What this task involves> Write out all the data again, exactly as it stands.

Records excerpted from a collection>
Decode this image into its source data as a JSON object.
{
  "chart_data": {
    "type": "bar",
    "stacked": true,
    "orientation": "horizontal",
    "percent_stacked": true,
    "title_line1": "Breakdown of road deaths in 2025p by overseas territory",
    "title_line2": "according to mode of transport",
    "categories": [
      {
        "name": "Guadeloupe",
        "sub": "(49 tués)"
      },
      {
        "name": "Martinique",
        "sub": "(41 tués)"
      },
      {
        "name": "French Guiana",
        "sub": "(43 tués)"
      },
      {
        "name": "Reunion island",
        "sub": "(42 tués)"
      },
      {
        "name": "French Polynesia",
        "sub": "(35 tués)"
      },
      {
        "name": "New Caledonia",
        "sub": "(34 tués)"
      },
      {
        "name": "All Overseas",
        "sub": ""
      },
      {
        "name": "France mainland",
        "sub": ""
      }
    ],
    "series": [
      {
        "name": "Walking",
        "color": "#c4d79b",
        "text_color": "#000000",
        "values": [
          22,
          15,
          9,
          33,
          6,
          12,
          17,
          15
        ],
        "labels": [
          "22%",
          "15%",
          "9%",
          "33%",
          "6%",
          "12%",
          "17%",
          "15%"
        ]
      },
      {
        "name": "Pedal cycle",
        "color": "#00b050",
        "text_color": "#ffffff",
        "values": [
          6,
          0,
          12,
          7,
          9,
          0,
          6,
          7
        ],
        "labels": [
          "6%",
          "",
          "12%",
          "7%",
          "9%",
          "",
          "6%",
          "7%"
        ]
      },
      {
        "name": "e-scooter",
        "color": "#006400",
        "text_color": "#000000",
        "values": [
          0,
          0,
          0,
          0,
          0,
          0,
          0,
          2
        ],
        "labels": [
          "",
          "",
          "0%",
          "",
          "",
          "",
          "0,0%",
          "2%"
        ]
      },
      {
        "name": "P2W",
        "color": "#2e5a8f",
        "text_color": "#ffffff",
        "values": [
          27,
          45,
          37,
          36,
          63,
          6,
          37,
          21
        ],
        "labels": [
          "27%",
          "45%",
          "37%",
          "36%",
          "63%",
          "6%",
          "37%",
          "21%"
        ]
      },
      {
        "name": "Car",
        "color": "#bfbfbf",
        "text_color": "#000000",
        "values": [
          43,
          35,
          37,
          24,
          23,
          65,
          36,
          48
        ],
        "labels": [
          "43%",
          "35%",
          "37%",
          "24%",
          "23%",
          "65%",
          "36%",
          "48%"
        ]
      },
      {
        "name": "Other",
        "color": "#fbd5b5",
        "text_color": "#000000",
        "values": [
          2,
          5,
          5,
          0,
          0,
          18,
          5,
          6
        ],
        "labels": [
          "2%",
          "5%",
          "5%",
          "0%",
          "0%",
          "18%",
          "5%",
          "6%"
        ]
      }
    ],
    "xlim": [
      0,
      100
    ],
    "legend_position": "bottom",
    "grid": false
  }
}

Result for this exercise>
Decode this image into its source data as a JSON object.
{
  "chart_data": {
    "type": "bar",
    "stacked": true,
    "orientation": "horizontal",
    "percent_stacked": true,
    "title_line1": "Breakdown of road deaths in 2025p by overseas territory",
    "title_line2": "according to mode of transport",
    "categories": [
      {
        "name": "Guadeloupe",
        "sub": "(49 tués)"
      },
      {
        "name": "Martinique",
        "sub": "(41 tués)"
      },
      {
        "name": "French Guiana",
        "sub": "(43 tués)"
      },
      {
        "name": "Reunion island",
        "sub": "(42 tués)"
      },
      {
        "name": "French Polynesia",
        "sub": "(35 tués)"
      },
      {
        "name": "New Caledonia",
        "sub": "(34 tués)"
      },
      {
        "name": "All Overseas",
        "sub": ""
      },
      {
        "name": "France mainland",
        "sub": ""
      }
    ],
    "series": [
      {
        "name": "Walking",
        "color": "#c4d79b",
        "text_color": "#000000",
        "values": [
          22,
          15,
          9,
          33,
          6,
          12,
          17,
          15
        ],
        "labels": [
          "22%",
          "15%",
          "9%",
          "33%",
          "6%",
          "12%",
          "17%",
          "15%"
        ]
      },
      {
        "name": "Pedal cycle",
        "color": "#00b050",
        "text_color": "#ffffff",
        "values": [
          6,
          0,
          12,
          7,
          9,
          0,
          6,
          7
        ],
        "labels": [
          "6%",
          "",
          "12%",
          "7%",
          "9%",
          "",
          "6%",
          "7%"
        ]
      },
      {
        "name": "e-scooter",
        "color": "#006400",
        "text_color": "#000000",
        "values": [
          0,
          0,
          0,
          0,
          0,
          0,
          0,
          2
        ],
        "labels": [
          "",
          "",
          "0%",
          "",
          "",
          "",
          "0,0%",
          "2%"
        ]
      },
      {
        "name": "P2W",
        "color": "#2e5a8f",
        "text_color": "#ffffff",
        "values": [
          27,
          45,
          37,
          36,
          63,
          6,
          37,
          21
        ],
        "labels": [
          "27%",
          "45%",
          "37%",
          "36%",
          "63%",
          "6%",
          "37%",
          "21%"
        ]
      },
      {
        "name": "Car",
        "color": "#bfbfbf",
        "text_color": "#000000",
        "values": [
          43,
          35,
          37,
          24,
          23,
          65,
          36,
          48
        ],
        "labels": [
          "43%",
          "35%",
          "37%",
          "24%",
          "23%",
          "65%",
          "36%",
          "48%"
        ]
      },
      {
        "name": "Other",
        "color": "#fbd5b5",
        "text_color": "#000000",
        "values": [
          2,
          5,
          5,
          0,
          0,
          18,
          5,
          6
        ],
        "labels": [
          "2%",
          "5%",
          "5%",
          "0%",
          "0%",
          "18%",
          "5%",
          "6%"
        ]
      }
    ],
    "xlim": [
      0,
      100
    ],
    "legend_position": "bottom",
    "grid": false
  }
}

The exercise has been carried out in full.